» **YOUR INSTRUCTIONS**
Take the entries below and reproduce them word for word.

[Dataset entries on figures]

┌──

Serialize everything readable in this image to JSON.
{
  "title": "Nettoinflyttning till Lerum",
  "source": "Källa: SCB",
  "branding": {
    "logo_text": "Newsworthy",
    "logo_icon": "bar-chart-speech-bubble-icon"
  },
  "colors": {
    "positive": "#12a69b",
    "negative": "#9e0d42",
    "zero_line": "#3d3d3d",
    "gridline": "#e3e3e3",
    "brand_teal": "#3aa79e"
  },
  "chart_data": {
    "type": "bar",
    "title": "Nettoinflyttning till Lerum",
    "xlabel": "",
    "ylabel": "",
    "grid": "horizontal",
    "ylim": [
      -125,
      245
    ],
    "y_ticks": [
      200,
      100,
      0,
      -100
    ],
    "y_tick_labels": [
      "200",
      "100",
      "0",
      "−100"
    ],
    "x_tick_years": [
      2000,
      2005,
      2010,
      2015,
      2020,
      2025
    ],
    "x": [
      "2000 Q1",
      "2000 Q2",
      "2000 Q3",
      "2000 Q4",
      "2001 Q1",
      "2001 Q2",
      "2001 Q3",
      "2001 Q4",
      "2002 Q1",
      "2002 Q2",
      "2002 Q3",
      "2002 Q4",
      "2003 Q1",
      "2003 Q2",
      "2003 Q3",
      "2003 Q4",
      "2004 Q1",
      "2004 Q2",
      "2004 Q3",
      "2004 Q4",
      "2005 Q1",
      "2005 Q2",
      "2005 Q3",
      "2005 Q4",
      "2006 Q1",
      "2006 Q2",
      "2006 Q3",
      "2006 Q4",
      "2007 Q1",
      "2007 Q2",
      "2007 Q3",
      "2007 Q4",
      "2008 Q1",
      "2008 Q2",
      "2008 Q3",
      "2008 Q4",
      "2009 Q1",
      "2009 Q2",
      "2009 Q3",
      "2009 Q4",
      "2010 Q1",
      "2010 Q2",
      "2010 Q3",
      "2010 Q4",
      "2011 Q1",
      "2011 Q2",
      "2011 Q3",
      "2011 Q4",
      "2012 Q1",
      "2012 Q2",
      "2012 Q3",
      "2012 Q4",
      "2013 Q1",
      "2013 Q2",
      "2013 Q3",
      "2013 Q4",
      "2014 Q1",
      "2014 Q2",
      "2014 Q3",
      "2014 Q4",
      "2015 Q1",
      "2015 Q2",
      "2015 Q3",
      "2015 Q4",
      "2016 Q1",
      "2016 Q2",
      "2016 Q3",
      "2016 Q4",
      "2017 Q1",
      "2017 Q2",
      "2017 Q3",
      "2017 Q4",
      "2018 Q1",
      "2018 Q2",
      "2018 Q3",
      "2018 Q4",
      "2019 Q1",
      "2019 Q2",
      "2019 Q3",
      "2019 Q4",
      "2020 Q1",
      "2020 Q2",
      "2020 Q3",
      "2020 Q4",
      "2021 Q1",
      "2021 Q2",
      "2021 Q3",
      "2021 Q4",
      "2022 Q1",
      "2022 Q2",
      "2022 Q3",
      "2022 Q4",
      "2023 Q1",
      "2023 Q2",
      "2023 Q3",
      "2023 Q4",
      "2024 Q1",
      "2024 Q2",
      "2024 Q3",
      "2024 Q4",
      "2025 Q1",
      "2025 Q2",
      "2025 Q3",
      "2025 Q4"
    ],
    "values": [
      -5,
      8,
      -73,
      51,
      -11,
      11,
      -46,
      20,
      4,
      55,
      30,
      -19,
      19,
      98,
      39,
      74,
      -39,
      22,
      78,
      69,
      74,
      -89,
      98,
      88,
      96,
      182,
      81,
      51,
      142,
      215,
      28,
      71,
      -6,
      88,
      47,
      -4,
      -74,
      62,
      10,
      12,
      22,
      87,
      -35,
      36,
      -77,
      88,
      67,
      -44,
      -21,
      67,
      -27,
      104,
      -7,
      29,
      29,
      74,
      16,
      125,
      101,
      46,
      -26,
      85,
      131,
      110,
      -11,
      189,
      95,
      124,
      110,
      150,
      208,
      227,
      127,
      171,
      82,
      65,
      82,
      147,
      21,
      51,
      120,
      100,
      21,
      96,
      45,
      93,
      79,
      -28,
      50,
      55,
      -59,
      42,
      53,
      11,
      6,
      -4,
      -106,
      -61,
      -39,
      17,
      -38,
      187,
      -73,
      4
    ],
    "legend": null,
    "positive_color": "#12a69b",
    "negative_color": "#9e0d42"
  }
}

└──

» **ANSWER**
Serialize everything readable in this image to JSON.
{
  "title": "Nettoinflyttning till Lerum",
  "source": "Källa: SCB",
  "branding": {
    "logo_text": "Newsworthy",
    "logo_icon": "bar-chart-speech-bubble-icon"
  },
  "colors": {
    "positive": "#12a69b",
    "negative": "#9e0d42",
    "zero_line": "#3d3d3d",
    "gridline": "#e3e3e3",
    "brand_teal": "#3aa79e"
  },
  "chart_data": {
    "type": "bar",
    "title": "Nettoinflyttning till Lerum",
    "xlabel": "",
    "ylabel": "",
    "grid": "horizontal",
    "ylim": [
      -125,
      245
    ],
    "y_ticks": [
      200,
      100,
      0,
      -100
    ],
    "y_tick_labels": [
      "200",
      "100",
      "0",
      "−100"
    ],
    "x_tick_years": [
      2000,
      2005,
      2010,
      2015,
      2020,
      2025
    ],
    "x": [
      "2000 Q1",
      "2000 Q2",
      "2000 Q3",
      "2000 Q4",
      "2001 Q1",
      "2001 Q2",
      "2001 Q3",
      "2001 Q4",
      "2002 Q1",
      "2002 Q2",
      "2002 Q3",
      "2002 Q4",
      "2003 Q1",
      "2003 Q2",
      "2003 Q3",
      "2003 Q4",
      "2004 Q1",
      "2004 Q2",
      "2004 Q3",
      "2004 Q4",
      "2005 Q1",
      "2005 Q2",
      "2005 Q3",
      "2005 Q4",
      "2006 Q1",
      "2006 Q2",
      "2006 Q3",
      "2006 Q4",
      "2007 Q1",
      "2007 Q2",
      "2007 Q3",
      "2007 Q4",
      "2008 Q1",
      "2008 Q2",
      "2008 Q3",
      "2008 Q4",
      "2009 Q1",
      "2009 Q2",
      "2009 Q3",
      "2009 Q4",
      "2010 Q1",
      "2010 Q2",
      "2010 Q3",
      "2010 Q4",
      "2011 Q1",
      "2011 Q2",
      "2011 Q3",
      "2011 Q4",
      "2012 Q1",
      "2012 Q2",
      "2012 Q3",
      "2012 Q4",
      "2013 Q1",
      "2013 Q2",
      "2013 Q3",
      "2013 Q4",
      "2014 Q1",
      "2014 Q2",
      "2014 Q3",
      "2014 Q4",
      "2015 Q1",
      "2015 Q2",
      "2015 Q3",
      "2015 Q4",
      "2016 Q1",
      "2016 Q2",
      "2016 Q3",
      "2016 Q4",
      "2017 Q1",
      "2017 Q2",
      "2017 Q3",
      "2017 Q4",
      "2018 Q1",
      "2018 Q2",
      "2018 Q3",
      "2018 Q4",
      "2019 Q1",
      "2019 Q2",
      "2019 Q3",
      "2019 Q4",
      "2020 Q1",
      "2020 Q2",
      "2020 Q3",
      "2020 Q4",
      "2021 Q1",
      "2021 Q2",
      "2021 Q3",
      "2021 Q4",
      "2022 Q1",
      "2022 Q2",
      "2022 Q3",
      "2022 Q4",
      "2023 Q1",
      "2023 Q2",
      "2023 Q3",
      "2023 Q4",
      "2024 Q1",
      "2024 Q2",
      "2024 Q3",
      "2024 Q4",
      "2025 Q1",
      "2025 Q2",
      "2025 Q3",
      "2025 Q4"
    ],
    "values": [
      -5,
      8,
      -73,
      51,
      -11,
      11,
      -46,
      20,
      4,
      55,
      30,
      -19,
      19,
      98,
      39,
      74,
      -39,
      22,
      78,
      69,
      74,
      -89,
      98,
      88,
      96,
      182,
      81,
      51,
      142,
      215,
      28,
      71,
      -6,
      88,
      47,
      -4,
      -74,
      62,
      10,
      12,
      22,
      87,
      -35,
      36,
      -77,
      88,
      67,
      -44,
      -21,
      67,
      -27,
      104,
      -7,
      29,
      29,
      74,
      16,
      125,
      101,
      46,
      -26,
      85,
      131,
      110,
      -11,
      189,
      95,
      124,
      110,
      150,
      208,
      227,
      127,
      171,
      82,
      65,
      82,
      147,
      21,
      51,
      120,
      100,
      21,
      96,
      45,
      93,
      79,
      -28,
      50,
      55,
      -59,
      42,
      53,
      11,
      6,
      -4,
      -106,
      -61,
      -39,
      17,
      -38,
      187,
      -73,
      4
    ],
    "legend": null,
    "positive_color": "#12a69b",
    "negative_color": "#9e0d42"
  }
}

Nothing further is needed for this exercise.